- PROBLEM -
Reproduce each line of the material precisely.

- LISTING -
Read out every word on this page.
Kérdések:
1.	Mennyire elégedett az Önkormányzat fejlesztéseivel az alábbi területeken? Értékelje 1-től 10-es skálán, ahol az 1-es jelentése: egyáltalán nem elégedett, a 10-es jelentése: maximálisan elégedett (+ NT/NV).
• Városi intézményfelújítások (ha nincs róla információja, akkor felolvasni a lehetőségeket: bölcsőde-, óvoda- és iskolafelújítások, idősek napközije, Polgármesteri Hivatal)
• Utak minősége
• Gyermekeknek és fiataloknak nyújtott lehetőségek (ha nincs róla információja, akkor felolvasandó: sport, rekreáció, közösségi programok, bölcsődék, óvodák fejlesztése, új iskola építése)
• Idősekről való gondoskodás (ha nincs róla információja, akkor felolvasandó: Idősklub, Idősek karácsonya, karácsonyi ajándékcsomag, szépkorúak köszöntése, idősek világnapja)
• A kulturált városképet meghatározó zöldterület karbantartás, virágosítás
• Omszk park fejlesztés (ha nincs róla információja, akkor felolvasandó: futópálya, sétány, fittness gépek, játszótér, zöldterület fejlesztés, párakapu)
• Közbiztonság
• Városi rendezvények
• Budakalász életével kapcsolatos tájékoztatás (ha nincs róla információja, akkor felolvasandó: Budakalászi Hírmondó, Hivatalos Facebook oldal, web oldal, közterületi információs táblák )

- EXPECTED ANSWER -
Read out every word on this page.
Kérdések:
1.	Mennyire elégedett az Önkormányzat fejlesztéseivel az alábbi területeken? Értékelje 1-től 10-es skálán, ahol az 1-es jelentése: egyáltalán nem elégedett, a 10-es jelentése: maximálisan elégedett (+ NT/NV).
• Városi intézményfelújítások (ha nincs róla információja, akkor felolvasni a lehetőségeket: bölcsőde-, óvoda- és iskolafelújítások, idősek napközije, Polgármesteri Hivatal)
• Utak minősége
• Gyermekeknek és fiataloknak nyújtott lehetőségek (ha nincs róla információja, akkor felolvasandó: sport, rekreáció, közösségi programok, bölcsődék, óvodák fejlesztése, új iskola építése)
• Idősekről való gondoskodás (ha nincs róla információja, akkor felolvasandó: Idősklub, Idősek karácsonya, karácsonyi ajándékcsomag, szépkorúak köszöntése, idősek világnapja)
• A kulturált városképet meghatározó zöldterület karbantartás, virágosítás
• Omszk park fejlesztés (ha nincs róla információja, akkor felolvasandó: futópálya, sétány, fittness gépek, játszótér, zöldterület fejlesztés, párakapu)
• Közbiztonság
• Városi rendezvények
• Budakalász életével kapcsolatos tájékoztatás (ha nincs róla információja, akkor felolvasandó: Budakalászi Hírmondó, Hivatalos Facebook oldal, web oldal, közterületi információs táblák )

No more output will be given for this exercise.